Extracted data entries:
++++++++++++++++++++

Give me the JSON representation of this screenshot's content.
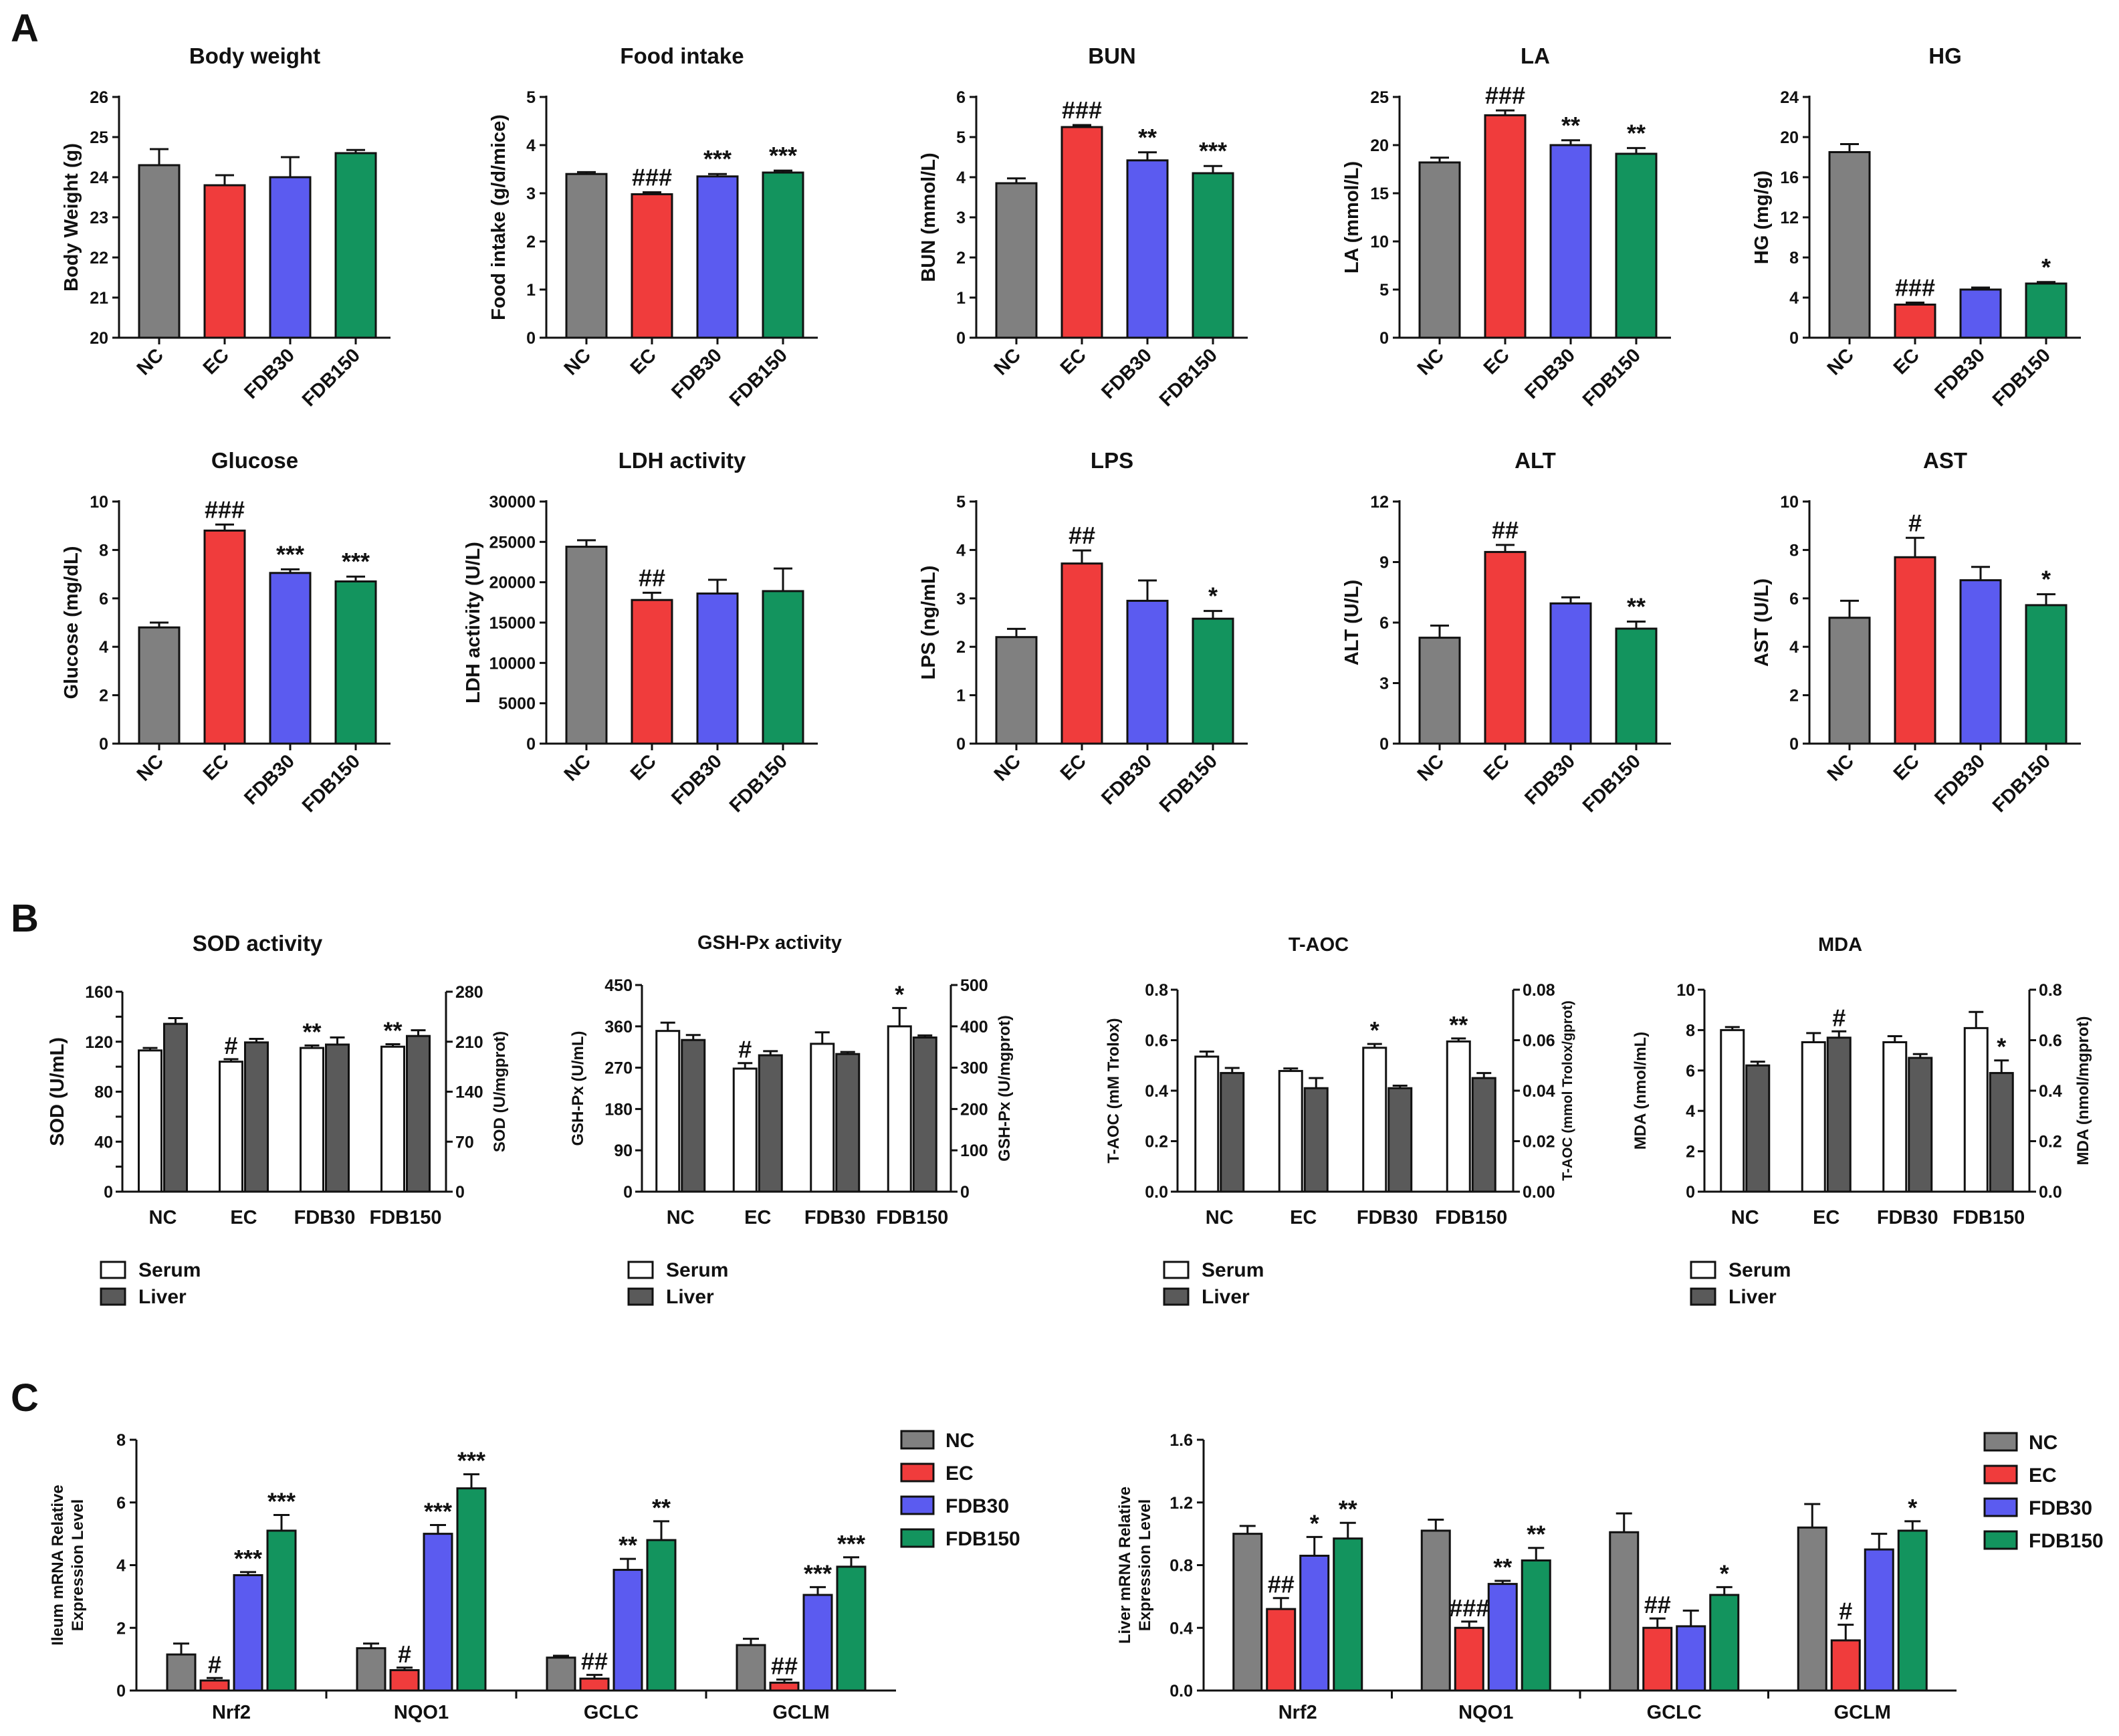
{
  "panel_labels": [
    "A",
    "B",
    "C"
  ],
  "colors": {
    "NC": "#808080",
    "EC": "#f03c3c",
    "FDB30": "#5b5bf0",
    "FDB150": "#13945e",
    "Serum": "#ffffff",
    "Liver": "#5a5a5a"
  },
  "chart_data": [
    {
      "id": "A1",
      "type": "bar",
      "title": "Body weight",
      "ylabel": "Body Weight (g)",
      "ylim": [
        20,
        26
      ],
      "yticks": [
        "20",
        "21",
        "22",
        "23",
        "24",
        "25",
        "26"
      ],
      "categories": [
        "NC",
        "EC",
        "FDB30",
        "FDB150"
      ],
      "values": [
        24.3,
        23.8,
        24.0,
        24.6
      ],
      "errors": [
        0.4,
        0.25,
        0.5,
        0.08
      ],
      "annotations": [
        "",
        "",
        "",
        ""
      ]
    },
    {
      "id": "A2",
      "type": "bar",
      "title": "Food intake",
      "ylabel": "Food intake (g/d/mice)",
      "ylim": [
        0,
        5
      ],
      "yticks": [
        "0",
        "1",
        "2",
        "3",
        "4",
        "5"
      ],
      "categories": [
        "NC",
        "EC",
        "FDB30",
        "FDB150"
      ],
      "values": [
        3.4,
        2.98,
        3.35,
        3.43
      ],
      "errors": [
        0.04,
        0.04,
        0.05,
        0.04
      ],
      "annotations": [
        "",
        "###",
        "***",
        "***"
      ]
    },
    {
      "id": "A3",
      "type": "bar",
      "title": "BUN",
      "ylabel": "BUN (mmol/L)",
      "ylim": [
        0,
        6
      ],
      "yticks": [
        "0",
        "1",
        "2",
        "3",
        "4",
        "5",
        "6"
      ],
      "categories": [
        "NC",
        "EC",
        "FDB30",
        "FDB150"
      ],
      "values": [
        3.85,
        5.25,
        4.42,
        4.1
      ],
      "errors": [
        0.12,
        0.05,
        0.2,
        0.18
      ],
      "annotations": [
        "",
        "###",
        "**",
        "***"
      ]
    },
    {
      "id": "A4",
      "type": "bar",
      "title": "LA",
      "ylabel": "LA (mmol/L)",
      "ylim": [
        0,
        25
      ],
      "yticks": [
        "0",
        "5",
        "10",
        "15",
        "20",
        "25"
      ],
      "categories": [
        "NC",
        "EC",
        "FDB30",
        "FDB150"
      ],
      "values": [
        18.2,
        23.1,
        20.0,
        19.1
      ],
      "errors": [
        0.5,
        0.5,
        0.5,
        0.6
      ],
      "annotations": [
        "",
        "###",
        "**",
        "**"
      ]
    },
    {
      "id": "A5",
      "type": "bar",
      "title": "HG",
      "ylabel": "HG (mg/g)",
      "ylim": [
        0,
        24
      ],
      "yticks": [
        "0",
        "4",
        "8",
        "12",
        "16",
        "20",
        "24"
      ],
      "categories": [
        "NC",
        "EC",
        "FDB30",
        "FDB150"
      ],
      "values": [
        18.5,
        3.3,
        4.8,
        5.4
      ],
      "errors": [
        0.8,
        0.2,
        0.2,
        0.15
      ],
      "annotations": [
        "",
        "###",
        "",
        "*"
      ]
    },
    {
      "id": "A6",
      "type": "bar",
      "title": "Glucose",
      "ylabel": "Glucose (mg/dL)",
      "ylim": [
        0,
        10
      ],
      "yticks": [
        "0",
        "2",
        "4",
        "6",
        "8",
        "10"
      ],
      "categories": [
        "NC",
        "EC",
        "FDB30",
        "FDB150"
      ],
      "values": [
        4.8,
        8.8,
        7.05,
        6.7
      ],
      "errors": [
        0.2,
        0.25,
        0.15,
        0.2
      ],
      "annotations": [
        "",
        "###",
        "***",
        "***"
      ]
    },
    {
      "id": "A7",
      "type": "bar",
      "title": "LDH activity",
      "ylabel": "LDH activity (U/L)",
      "ylim": [
        0,
        30000
      ],
      "yticks": [
        "0",
        "5000",
        "10000",
        "15000",
        "20000",
        "25000",
        "30000"
      ],
      "categories": [
        "NC",
        "EC",
        "FDB30",
        "FDB150"
      ],
      "values": [
        24400,
        17800,
        18600,
        18900
      ],
      "errors": [
        800,
        900,
        1700,
        2800
      ],
      "annotations": [
        "",
        "##",
        "",
        ""
      ]
    },
    {
      "id": "A8",
      "type": "bar",
      "title": "LPS",
      "ylabel": "LPS (ng/mL)",
      "ylim": [
        0,
        5
      ],
      "yticks": [
        "0",
        "1",
        "2",
        "3",
        "4",
        "5"
      ],
      "categories": [
        "NC",
        "EC",
        "FDB30",
        "FDB150"
      ],
      "values": [
        2.2,
        3.72,
        2.95,
        2.58
      ],
      "errors": [
        0.17,
        0.27,
        0.42,
        0.16
      ],
      "annotations": [
        "",
        "##",
        "",
        "*"
      ]
    },
    {
      "id": "A9",
      "type": "bar",
      "title": "ALT",
      "ylabel": "ALT (U/L)",
      "ylim": [
        0,
        12
      ],
      "yticks": [
        "0",
        "3",
        "6",
        "9",
        "12"
      ],
      "categories": [
        "NC",
        "EC",
        "FDB30",
        "FDB150"
      ],
      "values": [
        5.25,
        9.5,
        6.95,
        5.7
      ],
      "errors": [
        0.6,
        0.35,
        0.3,
        0.35
      ],
      "annotations": [
        "",
        "##",
        "",
        "**"
      ]
    },
    {
      "id": "A10",
      "type": "bar",
      "title": "AST",
      "ylabel": "AST (U/L)",
      "ylim": [
        0,
        10
      ],
      "yticks": [
        "0",
        "2",
        "4",
        "6",
        "8",
        "10"
      ],
      "categories": [
        "NC",
        "EC",
        "FDB30",
        "FDB150"
      ],
      "values": [
        5.2,
        7.7,
        6.75,
        5.72
      ],
      "errors": [
        0.7,
        0.8,
        0.55,
        0.45
      ],
      "annotations": [
        "",
        "#",
        "",
        "*"
      ]
    },
    {
      "id": "B1",
      "type": "bar",
      "title": "SOD activity",
      "ylabel": "SOD (U/mL)",
      "y2label": "SOD (U/mgprot)",
      "ylim": [
        0,
        160
      ],
      "y2lim": [
        0,
        280
      ],
      "yticks": [
        "0",
        "20",
        "40",
        "60",
        "80",
        "100",
        "120",
        "140",
        "160"
      ],
      "yticks_labeled": [
        "0",
        "40",
        "80",
        "120",
        "160"
      ],
      "y2ticks": [
        "0",
        "70",
        "140",
        "210",
        "280"
      ],
      "categories": [
        "NC",
        "EC",
        "FDB30",
        "FDB150"
      ],
      "series": [
        {
          "name": "Serum",
          "axis": "left",
          "values": [
            113,
            104,
            115,
            116
          ],
          "errors": [
            2,
            2,
            2,
            2
          ],
          "annotations": [
            "",
            "#",
            "**",
            "**"
          ]
        },
        {
          "name": "Liver",
          "axis": "right",
          "values": [
            235,
            209,
            206,
            218
          ],
          "errors": [
            8,
            5,
            10,
            8
          ],
          "annotations": [
            "",
            "",
            "",
            ""
          ]
        }
      ]
    },
    {
      "id": "B2",
      "type": "bar",
      "title": "GSH-Px activity",
      "ylabel": "GSH-Px  (U/mL)",
      "y2label": "GSH-Px (U/mgprot)",
      "ylim": [
        0,
        450
      ],
      "y2lim": [
        0,
        500
      ],
      "yticks": [
        "0",
        "90",
        "180",
        "270",
        "360",
        "450"
      ],
      "y2ticks": [
        "0",
        "100",
        "200",
        "300",
        "400",
        "500"
      ],
      "categories": [
        "NC",
        "EC",
        "FDB30",
        "FDB150"
      ],
      "series": [
        {
          "name": "Serum",
          "axis": "left",
          "values": [
            350,
            268,
            322,
            360
          ],
          "errors": [
            18,
            12,
            25,
            40
          ],
          "annotations": [
            "",
            "#",
            "",
            "*"
          ]
        },
        {
          "name": "Liver",
          "axis": "right",
          "values": [
            367,
            330,
            333,
            373
          ],
          "errors": [
            12,
            10,
            5,
            5
          ],
          "annotations": [
            "",
            "",
            "",
            ""
          ]
        }
      ]
    },
    {
      "id": "B3",
      "type": "bar",
      "title": "T-AOC",
      "ylabel": "T-AOC (mM Trolox)",
      "y2label": "T-AOC (mmol Trolox/gprot)",
      "ylim": [
        0,
        0.8
      ],
      "y2lim": [
        0,
        0.08
      ],
      "yticks": [
        "0.0",
        "0.2",
        "0.4",
        "0.6",
        "0.8"
      ],
      "y2ticks": [
        "0.00",
        "0.02",
        "0.04",
        "0.06",
        "0.08"
      ],
      "categories": [
        "NC",
        "EC",
        "FDB30",
        "FDB150"
      ],
      "series": [
        {
          "name": "Serum",
          "axis": "left",
          "values": [
            0.535,
            0.478,
            0.57,
            0.595
          ],
          "errors": [
            0.02,
            0.01,
            0.015,
            0.012
          ],
          "annotations": [
            "",
            "",
            "*",
            "**"
          ]
        },
        {
          "name": "Liver",
          "axis": "right",
          "values": [
            0.047,
            0.041,
            0.041,
            0.045
          ],
          "errors": [
            0.002,
            0.004,
            0.001,
            0.002
          ],
          "annotations": [
            "",
            "",
            "",
            ""
          ]
        }
      ]
    },
    {
      "id": "B4",
      "type": "bar",
      "title": "MDA",
      "ylabel": "MDA (nmol/mL)",
      "y2label": "MDA (nmol/mgprot)",
      "ylim": [
        0,
        10
      ],
      "y2lim": [
        0,
        0.8
      ],
      "yticks": [
        "0",
        "2",
        "4",
        "6",
        "8",
        "10"
      ],
      "y2ticks": [
        "0.0",
        "0.2",
        "0.4",
        "0.6",
        "0.8"
      ],
      "categories": [
        "NC",
        "EC",
        "FDB30",
        "FDB150"
      ],
      "series": [
        {
          "name": "Serum",
          "axis": "left",
          "values": [
            8.0,
            7.4,
            7.4,
            8.1
          ],
          "errors": [
            0.15,
            0.45,
            0.3,
            0.8
          ],
          "annotations": [
            "",
            "",
            "",
            ""
          ]
        },
        {
          "name": "Liver",
          "axis": "right",
          "values": [
            0.5,
            0.61,
            0.53,
            0.47
          ],
          "errors": [
            0.015,
            0.025,
            0.015,
            0.05
          ],
          "annotations": [
            "",
            "#",
            "",
            "*"
          ]
        }
      ]
    },
    {
      "id": "C1",
      "type": "bar",
      "ylabel": "Ileum mRNA Relative\nExpression Level",
      "ylim": [
        0,
        8
      ],
      "yticks": [
        "0",
        "2",
        "4",
        "6",
        "8"
      ],
      "categories": [
        "Nrf2",
        "NQO1",
        "GCLC",
        "GCLM"
      ],
      "series": [
        {
          "name": "NC",
          "values": [
            1.15,
            1.35,
            1.05,
            1.45
          ],
          "errors": [
            0.35,
            0.15,
            0.06,
            0.2
          ],
          "annotations": [
            "",
            "",
            "",
            ""
          ]
        },
        {
          "name": "EC",
          "values": [
            0.32,
            0.65,
            0.38,
            0.25
          ],
          "errors": [
            0.08,
            0.08,
            0.12,
            0.1
          ],
          "annotations": [
            "#",
            "#",
            "##",
            "##"
          ]
        },
        {
          "name": "FDB30",
          "values": [
            3.68,
            5.0,
            3.85,
            3.05
          ],
          "errors": [
            0.1,
            0.28,
            0.35,
            0.25
          ],
          "annotations": [
            "***",
            "***",
            "**",
            "***"
          ]
        },
        {
          "name": "FDB150",
          "values": [
            5.1,
            6.45,
            4.8,
            3.95
          ],
          "errors": [
            0.5,
            0.45,
            0.6,
            0.3
          ],
          "annotations": [
            "***",
            "***",
            "**",
            "***"
          ]
        }
      ],
      "legend": [
        "NC",
        "EC",
        "FDB30",
        "FDB150"
      ]
    },
    {
      "id": "C2",
      "type": "bar",
      "ylabel": "Liver mRNA Relative\nExpression Level",
      "ylim": [
        0,
        1.6
      ],
      "yticks": [
        "0.0",
        "0.4",
        "0.8",
        "1.2",
        "1.6"
      ],
      "categories": [
        "Nrf2",
        "NQO1",
        "GCLC",
        "GCLM"
      ],
      "series": [
        {
          "name": "NC",
          "values": [
            1.0,
            1.02,
            1.01,
            1.04
          ],
          "errors": [
            0.05,
            0.07,
            0.12,
            0.15
          ],
          "annotations": [
            "",
            "",
            "",
            ""
          ]
        },
        {
          "name": "EC",
          "values": [
            0.52,
            0.4,
            0.4,
            0.32
          ],
          "errors": [
            0.07,
            0.04,
            0.06,
            0.1
          ],
          "annotations": [
            "##",
            "###",
            "##",
            "#"
          ]
        },
        {
          "name": "FDB30",
          "values": [
            0.86,
            0.68,
            0.41,
            0.9
          ],
          "errors": [
            0.12,
            0.02,
            0.1,
            0.1
          ],
          "annotations": [
            "*",
            "**",
            "",
            ""
          ]
        },
        {
          "name": "FDB150",
          "values": [
            0.97,
            0.83,
            0.61,
            1.02
          ],
          "errors": [
            0.1,
            0.08,
            0.05,
            0.06
          ],
          "annotations": [
            "**",
            "**",
            "*",
            "*"
          ]
        }
      ],
      "legend": [
        "NC",
        "EC",
        "FDB30",
        "FDB150"
      ]
    }
  ]
}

++++++++++++++++++++

> _To do_
Search the data for the string "mRNA". List each line that has it.

> _Written answer_
      "ylabel": "Ileum mRNA Relative\nExpression Level",
      "ylabel": "Liver mRNA Relative\nExpression Level",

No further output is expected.